__TASK OBJECTIVE__: Exactly as written, retype the listing below, omitting the pictures.

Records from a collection
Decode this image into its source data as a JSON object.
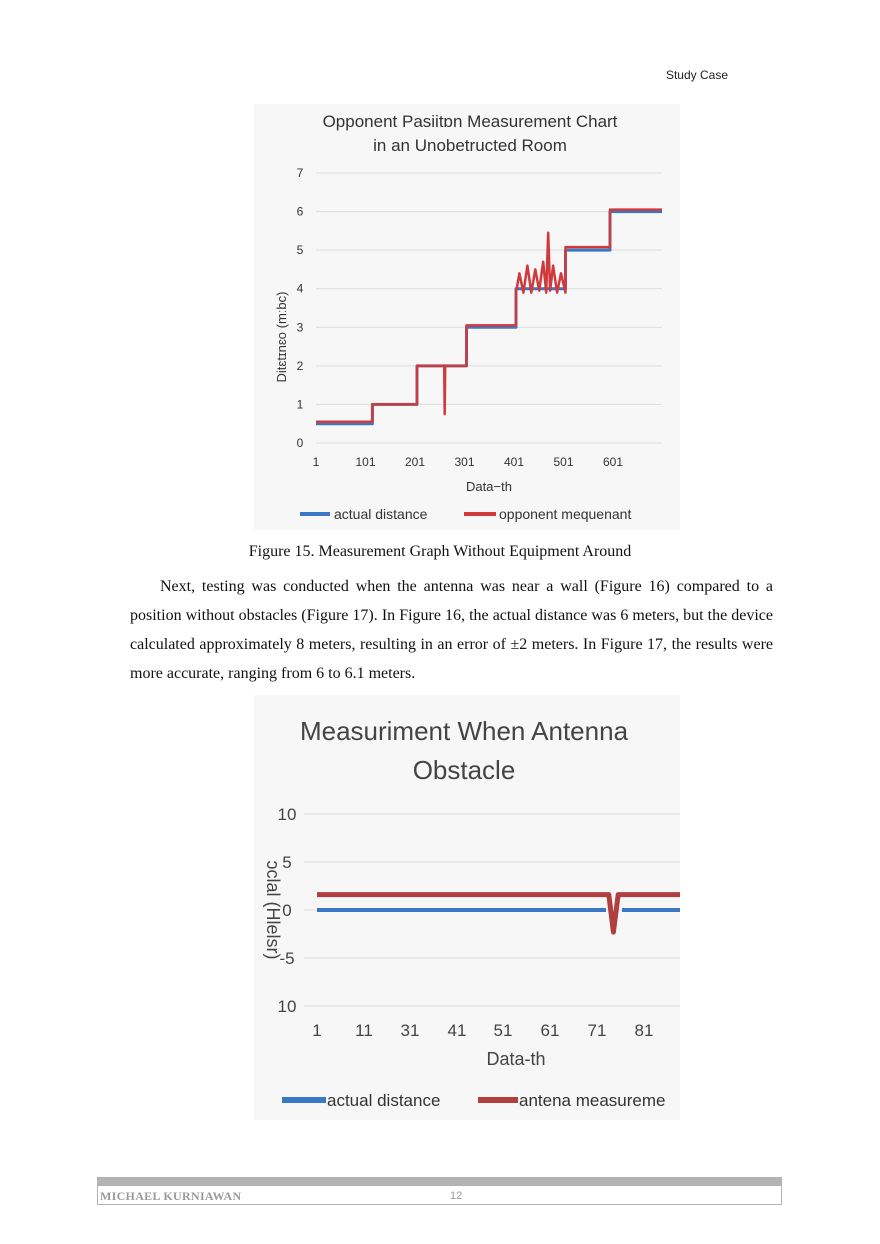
{
  "header": {
    "section": "Study Case"
  },
  "figure15": {
    "caption": "Figure 15. Measurement Graph Without Equipment Around",
    "chart_data": {
      "type": "line",
      "title_line1": "Opponent Pasiitɒn Measurement Chart",
      "title_line2": "in an Unobetructed Room",
      "xlabel": "Data−th",
      "ylabel": "Ditɛtɪnɛo (mːbc)",
      "ylim": [
        0,
        7
      ],
      "yticks": [
        "0",
        "1",
        "2",
        "3",
        "4",
        "5",
        "6",
        "7"
      ],
      "xlim": [
        1,
        700
      ],
      "xticks": [
        "1",
        "101",
        "201",
        "301",
        "401",
        "501",
        "601"
      ],
      "grid": true,
      "legend_position": "bottom",
      "series": [
        {
          "name": "actual distance",
          "color": "#3a78c4",
          "x": [
            1,
            115,
            115,
            205,
            205,
            305,
            305,
            405,
            405,
            505,
            505,
            595,
            595,
            700
          ],
          "y": [
            0.5,
            0.5,
            1.0,
            1.0,
            2.0,
            2.0,
            3.0,
            3.0,
            4.0,
            4.0,
            5.0,
            5.0,
            6.0,
            6.0
          ]
        },
        {
          "name": "opponent mequenant",
          "color": "#d03a3a",
          "x": [
            1,
            115,
            115,
            205,
            205,
            260,
            261,
            262,
            305,
            305,
            405,
            405,
            412,
            420,
            428,
            436,
            444,
            452,
            460,
            466,
            470,
            474,
            480,
            488,
            496,
            505,
            505,
            595,
            595,
            700
          ],
          "y": [
            0.55,
            0.55,
            1.0,
            1.0,
            2.0,
            2.0,
            0.75,
            2.0,
            2.0,
            3.05,
            3.05,
            3.9,
            4.4,
            3.9,
            4.6,
            3.9,
            4.5,
            3.95,
            4.7,
            3.9,
            5.45,
            3.95,
            4.6,
            3.9,
            4.4,
            3.9,
            5.08,
            5.08,
            6.05,
            6.05
          ]
        }
      ]
    }
  },
  "paragraph": "Next, testing was conducted when the antenna was near a wall (Figure 16) compared to a position without obstacles (Figure 17). In Figure 16, the actual distance was 6 meters, but the device calculated approximately 8 meters, resulting in an error of ±2 meters. In Figure 17, the results were more accurate, ranging from 6 to 6.1 meters.",
  "figure16": {
    "chart_data": {
      "type": "line",
      "title_line1": "Measuriment When Antenna",
      "title_line2": "Obstacle",
      "xlabel": "Data-th",
      "ylabel": "ɔclal (Hlelsr)",
      "ylim": [
        -10,
        10
      ],
      "yticks": [
        "10",
        "5",
        "0",
        "-5",
        "10"
      ],
      "xticks": [
        "1",
        "11",
        "31",
        "41",
        "51",
        "61",
        "71",
        "81"
      ],
      "grid": true,
      "legend_position": "bottom",
      "series": [
        {
          "name": "actual distance",
          "color": "#3a78c4",
          "points_index": [
            0,
            9
          ],
          "y": [
            0,
            0
          ]
        },
        {
          "name": "antena measureme",
          "color": "#b04040",
          "points_index": [
            0,
            6.25,
            6.35,
            6.45,
            6.55,
            9
          ],
          "y": [
            1.6,
            1.6,
            -2.3,
            1.6,
            1.6,
            1.6
          ]
        }
      ]
    }
  },
  "footer": {
    "author": "MICHAEL KURNIAWAN",
    "page_number": "12"
  }
}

__RESULT BELOW__:
Decode this image into its source data as a JSON object.
{
  "header": {
    "section": "Study Case"
  },
  "figure15": {
    "caption": "Figure 15. Measurement Graph Without Equipment Around",
    "chart_data": {
      "type": "line",
      "title_line1": "Opponent Pasiitɒn Measurement Chart",
      "title_line2": "in an Unobetructed Room",
      "xlabel": "Data−th",
      "ylabel": "Ditɛtɪnɛo (mːbc)",
      "ylim": [
        0,
        7
      ],
      "yticks": [
        "0",
        "1",
        "2",
        "3",
        "4",
        "5",
        "6",
        "7"
      ],
      "xlim": [
        1,
        700
      ],
      "xticks": [
        "1",
        "101",
        "201",
        "301",
        "401",
        "501",
        "601"
      ],
      "grid": true,
      "legend_position": "bottom",
      "series": [
        {
          "name": "actual distance",
          "color": "#3a78c4",
          "x": [
            1,
            115,
            115,
            205,
            205,
            305,
            305,
            405,
            405,
            505,
            505,
            595,
            595,
            700
          ],
          "y": [
            0.5,
            0.5,
            1.0,
            1.0,
            2.0,
            2.0,
            3.0,
            3.0,
            4.0,
            4.0,
            5.0,
            5.0,
            6.0,
            6.0
          ]
        },
        {
          "name": "opponent mequenant",
          "color": "#d03a3a",
          "x": [
            1,
            115,
            115,
            205,
            205,
            260,
            261,
            262,
            305,
            305,
            405,
            405,
            412,
            420,
            428,
            436,
            444,
            452,
            460,
            466,
            470,
            474,
            480,
            488,
            496,
            505,
            505,
            595,
            595,
            700
          ],
          "y": [
            0.55,
            0.55,
            1.0,
            1.0,
            2.0,
            2.0,
            0.75,
            2.0,
            2.0,
            3.05,
            3.05,
            3.9,
            4.4,
            3.9,
            4.6,
            3.9,
            4.5,
            3.95,
            4.7,
            3.9,
            5.45,
            3.95,
            4.6,
            3.9,
            4.4,
            3.9,
            5.08,
            5.08,
            6.05,
            6.05
          ]
        }
      ]
    }
  },
  "paragraph": "Next, testing was conducted when the antenna was near a wall (Figure 16) compared to a position without obstacles (Figure 17). In Figure 16, the actual distance was 6 meters, but the device calculated approximately 8 meters, resulting in an error of ±2 meters. In Figure 17, the results were more accurate, ranging from 6 to 6.1 meters.",
  "figure16": {
    "chart_data": {
      "type": "line",
      "title_line1": "Measuriment When Antenna",
      "title_line2": "Obstacle",
      "xlabel": "Data-th",
      "ylabel": "ɔclal (Hlelsr)",
      "ylim": [
        -10,
        10
      ],
      "yticks": [
        "10",
        "5",
        "0",
        "-5",
        "10"
      ],
      "xticks": [
        "1",
        "11",
        "31",
        "41",
        "51",
        "61",
        "71",
        "81"
      ],
      "grid": true,
      "legend_position": "bottom",
      "series": [
        {
          "name": "actual distance",
          "color": "#3a78c4",
          "points_index": [
            0,
            9
          ],
          "y": [
            0,
            0
          ]
        },
        {
          "name": "antena measureme",
          "color": "#b04040",
          "points_index": [
            0,
            6.25,
            6.35,
            6.45,
            6.55,
            9
          ],
          "y": [
            1.6,
            1.6,
            -2.3,
            1.6,
            1.6,
            1.6
          ]
        }
      ]
    }
  },
  "footer": {
    "author": "MICHAEL KURNIAWAN",
    "page_number": "12"
  }
}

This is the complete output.